**Goal of the exercise**
Restate the records in their entirety, word for word.

**Data section**
* * *
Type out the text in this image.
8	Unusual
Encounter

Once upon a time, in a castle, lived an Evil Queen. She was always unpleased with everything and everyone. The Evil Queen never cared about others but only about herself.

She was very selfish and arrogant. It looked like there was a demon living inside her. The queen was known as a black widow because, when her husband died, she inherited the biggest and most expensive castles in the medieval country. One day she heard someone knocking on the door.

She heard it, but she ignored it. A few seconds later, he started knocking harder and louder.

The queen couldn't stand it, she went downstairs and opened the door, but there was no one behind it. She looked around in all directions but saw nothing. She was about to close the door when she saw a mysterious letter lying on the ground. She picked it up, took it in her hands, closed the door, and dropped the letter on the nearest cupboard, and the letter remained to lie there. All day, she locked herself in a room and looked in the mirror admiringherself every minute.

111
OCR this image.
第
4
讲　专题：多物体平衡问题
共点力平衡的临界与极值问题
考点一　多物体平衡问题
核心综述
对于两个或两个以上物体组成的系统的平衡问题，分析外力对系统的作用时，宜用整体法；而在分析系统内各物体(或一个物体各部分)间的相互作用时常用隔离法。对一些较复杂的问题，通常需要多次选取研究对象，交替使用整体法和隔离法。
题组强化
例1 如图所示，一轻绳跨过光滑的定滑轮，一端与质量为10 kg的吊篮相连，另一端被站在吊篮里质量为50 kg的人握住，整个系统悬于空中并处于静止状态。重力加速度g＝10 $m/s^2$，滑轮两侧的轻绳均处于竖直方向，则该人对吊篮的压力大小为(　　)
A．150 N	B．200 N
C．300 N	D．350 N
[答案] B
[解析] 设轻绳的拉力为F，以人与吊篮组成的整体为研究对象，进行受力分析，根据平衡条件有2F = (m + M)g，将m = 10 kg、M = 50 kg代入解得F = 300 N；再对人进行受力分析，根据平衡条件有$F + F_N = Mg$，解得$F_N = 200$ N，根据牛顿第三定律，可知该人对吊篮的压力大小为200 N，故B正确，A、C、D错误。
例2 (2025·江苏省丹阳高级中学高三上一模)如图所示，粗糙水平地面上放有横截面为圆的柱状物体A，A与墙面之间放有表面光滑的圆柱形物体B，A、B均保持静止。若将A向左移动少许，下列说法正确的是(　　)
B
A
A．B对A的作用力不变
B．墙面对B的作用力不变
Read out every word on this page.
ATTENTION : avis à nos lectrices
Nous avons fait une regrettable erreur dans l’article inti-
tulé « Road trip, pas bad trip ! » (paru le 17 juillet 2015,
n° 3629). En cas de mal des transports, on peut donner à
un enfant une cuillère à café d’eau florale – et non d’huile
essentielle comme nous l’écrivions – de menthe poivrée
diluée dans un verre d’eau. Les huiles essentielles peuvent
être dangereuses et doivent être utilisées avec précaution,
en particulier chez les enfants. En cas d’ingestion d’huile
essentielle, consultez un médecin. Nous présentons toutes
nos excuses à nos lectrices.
* * *
**Solution to the exercise**
Type out the text in this image.
8	Unusual
Encounter

Once upon a time, in a castle, lived an Evil Queen. She was always unpleased with everything and everyone. The Evil Queen never cared about others but only about herself.

She was very selfish and arrogant. It looked like there was a demon living inside her. The queen was known as a black widow because, when her husband died, she inherited the biggest and most expensive castles in the medieval country. One day she heard someone knocking on the door.

She heard it, but she ignored it. A few seconds later, he started knocking harder and louder.

The queen couldn't stand it, she went downstairs and opened the door, but there was no one behind it. She looked around in all directions but saw nothing. She was about to close the door when she saw a mysterious letter lying on the ground. She picked it up, took it in her hands, closed the door, and dropped the letter on the nearest cupboard, and the letter remained to lie there. All day, she locked herself in a room and looked in the mirror admiringherself every minute.

111
OCR this image.
第
4
讲　专题：多物体平衡问题
共点力平衡的临界与极值问题
考点一　多物体平衡问题
核心综述
对于两个或两个以上物体组成的系统的平衡问题，分析外力对系统的作用时，宜用整体法；而在分析系统内各物体(或一个物体各部分)间的相互作用时常用隔离法。对一些较复杂的问题，通常需要多次选取研究对象，交替使用整体法和隔离法。
题组强化
例1 如图所示，一轻绳跨过光滑的定滑轮，一端与质量为10 kg的吊篮相连，另一端被站在吊篮里质量为50 kg的人握住，整个系统悬于空中并处于静止状态。重力加速度g＝10 $m/s^2$，滑轮两侧的轻绳均处于竖直方向，则该人对吊篮的压力大小为(　　)
A．150 N	B．200 N
C．300 N	D．350 N
[答案] B
[解析] 设轻绳的拉力为F，以人与吊篮组成的整体为研究对象，进行受力分析，根据平衡条件有2F = (m + M)g，将m = 10 kg、M = 50 kg代入解得F = 300 N；再对人进行受力分析，根据平衡条件有$F + F_N = Mg$，解得$F_N = 200$ N，根据牛顿第三定律，可知该人对吊篮的压力大小为200 N，故B正确，A、C、D错误。
例2 (2025·江苏省丹阳高级中学高三上一模)如图所示，粗糙水平地面上放有横截面为圆的柱状物体A，A与墙面之间放有表面光滑的圆柱形物体B，A、B均保持静止。若将A向左移动少许，下列说法正确的是(　　)
B
A
A．B对A的作用力不变
B．墙面对B的作用力不变
Read out every word on this page.
ATTENTION : avis à nos lectrices
Nous avons fait une regrettable erreur dans l’article inti-
tulé « Road trip, pas bad trip ! » (paru le 17 juillet 2015,
n° 3629). En cas de mal des transports, on peut donner à
un enfant une cuillère à café d’eau florale – et non d’huile
essentielle comme nous l’écrivions – de menthe poivrée
diluée dans un verre d’eau. Les huiles essentielles peuvent
être dangereuses et doivent être utilisées avec précaution,
en particulier chez les enfants. En cas d’ingestion d’huile
essentielle, consultez un médecin. Nous présentons toutes
nos excuses à nos lectrices.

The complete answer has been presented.